Collect every line below that contains the word "yaitu".

- [Data for the task]
>> start
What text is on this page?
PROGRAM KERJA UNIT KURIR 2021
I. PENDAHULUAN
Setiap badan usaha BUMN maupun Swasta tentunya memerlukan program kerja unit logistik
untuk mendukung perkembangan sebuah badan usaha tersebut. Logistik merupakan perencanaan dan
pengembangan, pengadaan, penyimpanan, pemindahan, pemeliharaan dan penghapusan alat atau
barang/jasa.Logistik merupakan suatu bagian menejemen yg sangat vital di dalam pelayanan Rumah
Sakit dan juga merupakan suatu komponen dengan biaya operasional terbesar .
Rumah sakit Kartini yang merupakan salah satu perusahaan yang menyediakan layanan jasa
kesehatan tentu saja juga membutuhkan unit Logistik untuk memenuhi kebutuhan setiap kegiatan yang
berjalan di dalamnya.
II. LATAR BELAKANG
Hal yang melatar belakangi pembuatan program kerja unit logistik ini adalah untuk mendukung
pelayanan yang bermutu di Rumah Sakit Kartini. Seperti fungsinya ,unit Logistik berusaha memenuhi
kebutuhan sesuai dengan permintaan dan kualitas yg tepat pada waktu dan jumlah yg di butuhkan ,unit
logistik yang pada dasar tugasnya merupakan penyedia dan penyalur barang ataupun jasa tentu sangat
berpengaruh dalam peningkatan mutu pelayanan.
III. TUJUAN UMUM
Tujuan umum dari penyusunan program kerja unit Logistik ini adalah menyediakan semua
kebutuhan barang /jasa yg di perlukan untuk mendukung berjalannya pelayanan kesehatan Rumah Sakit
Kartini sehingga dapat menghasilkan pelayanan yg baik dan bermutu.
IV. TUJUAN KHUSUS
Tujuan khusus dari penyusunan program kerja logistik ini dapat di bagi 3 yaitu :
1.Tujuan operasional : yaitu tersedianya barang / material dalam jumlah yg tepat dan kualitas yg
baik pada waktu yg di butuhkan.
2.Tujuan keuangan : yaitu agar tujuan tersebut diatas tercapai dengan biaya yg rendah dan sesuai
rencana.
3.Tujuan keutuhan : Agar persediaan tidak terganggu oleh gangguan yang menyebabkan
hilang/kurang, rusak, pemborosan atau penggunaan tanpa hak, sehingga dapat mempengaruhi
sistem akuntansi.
>> end
- [Exercise output]
Tujuan khusus dari penyusunan program kerja logistik ini dapat di bagi 3 yaitu :
1.Tujuan operasional : yaitu tersedianya barang / material dalam jumlah yg tepat dan kualitas yg
2.Tujuan keuangan : yaitu agar tujuan tersebut diatas tercapai dengan biaya yg rendah dan sesuai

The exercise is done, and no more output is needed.